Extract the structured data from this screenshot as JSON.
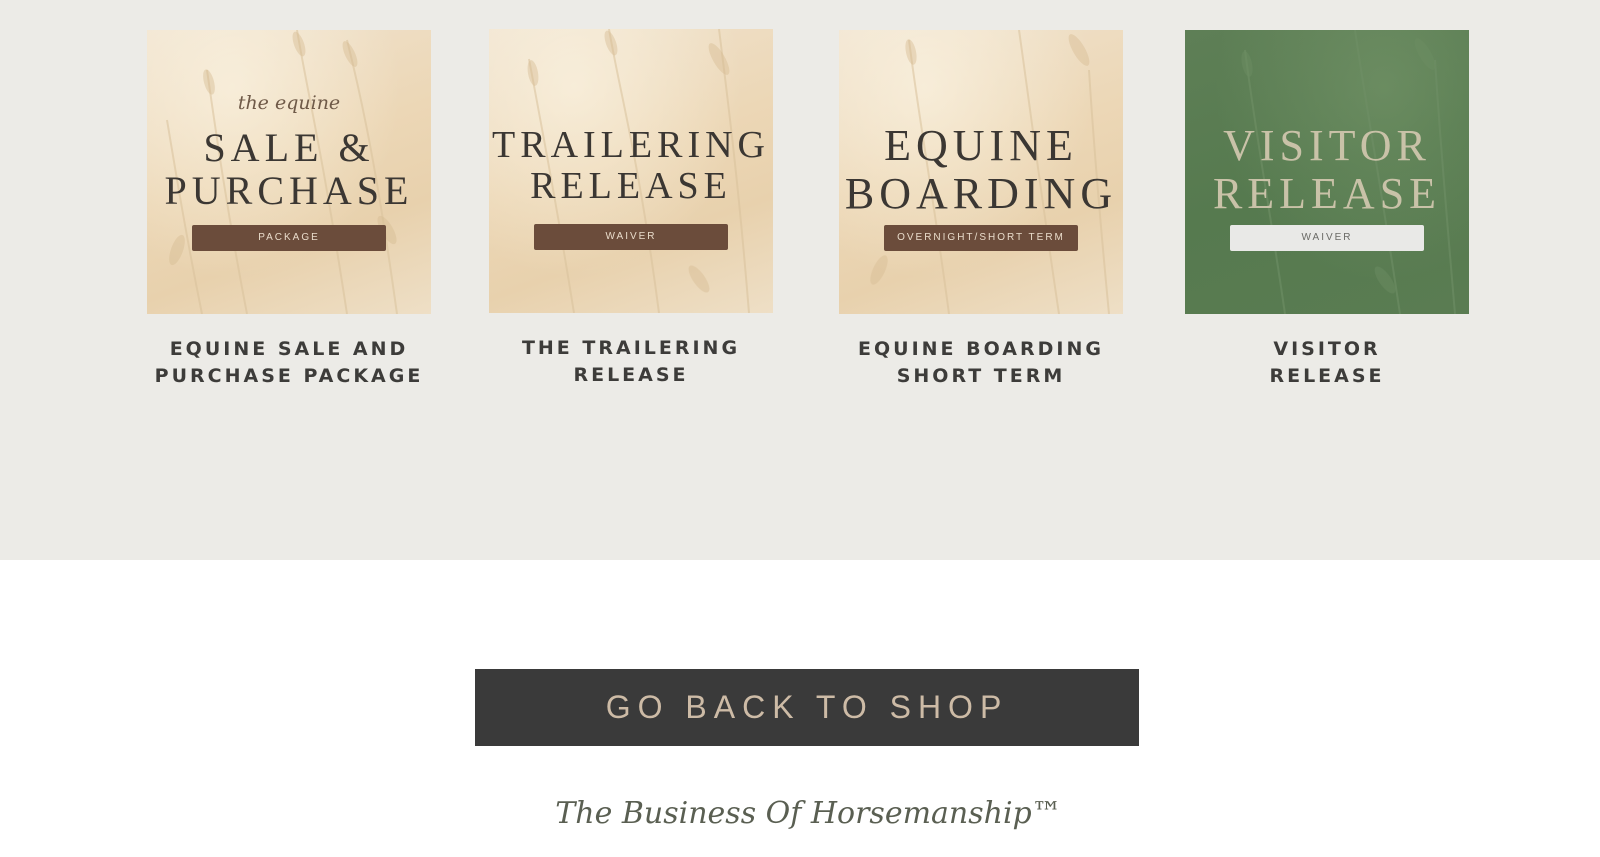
{
  "products": [
    {
      "script": "the equine",
      "title_lines": [
        "SALE &",
        "PURCHASE"
      ],
      "badge": "PACKAGE",
      "name_lines": [
        "EQUINE SALE AND",
        "PURCHASE PACKAGE"
      ],
      "theme": "wheat"
    },
    {
      "script": "",
      "title_lines": [
        "TRAILERING",
        "RELEASE"
      ],
      "badge": "WAIVER",
      "name_lines": [
        "THE TRAILERING",
        "RELEASE"
      ],
      "theme": "wheat"
    },
    {
      "script": "",
      "title_lines": [
        "EQUINE",
        "BOARDING"
      ],
      "badge": "OVERNIGHT/SHORT TERM",
      "name_lines": [
        "EQUINE BOARDING",
        "SHORT TERM"
      ],
      "theme": "wheat"
    },
    {
      "script": "",
      "title_lines": [
        "VISITOR",
        "RELEASE"
      ],
      "badge": "WAIVER",
      "name_lines": [
        "VISITOR",
        "RELEASE"
      ],
      "theme": "green"
    }
  ],
  "cta": {
    "label": "GO BACK TO SHOP"
  },
  "tagline": "The Business Of Horsemanship™",
  "colors": {
    "section_bg": "#ecebe7",
    "badge_brown": "#6b4c3b",
    "card_green": "#5a7c52",
    "button_bg": "#3a3a3a",
    "button_text": "#cdbba6"
  }
}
▬▬▬▬▬▬
Directive
Give nothing but the count of lines in the listing above that hold the string "TERM".

Problem solution
2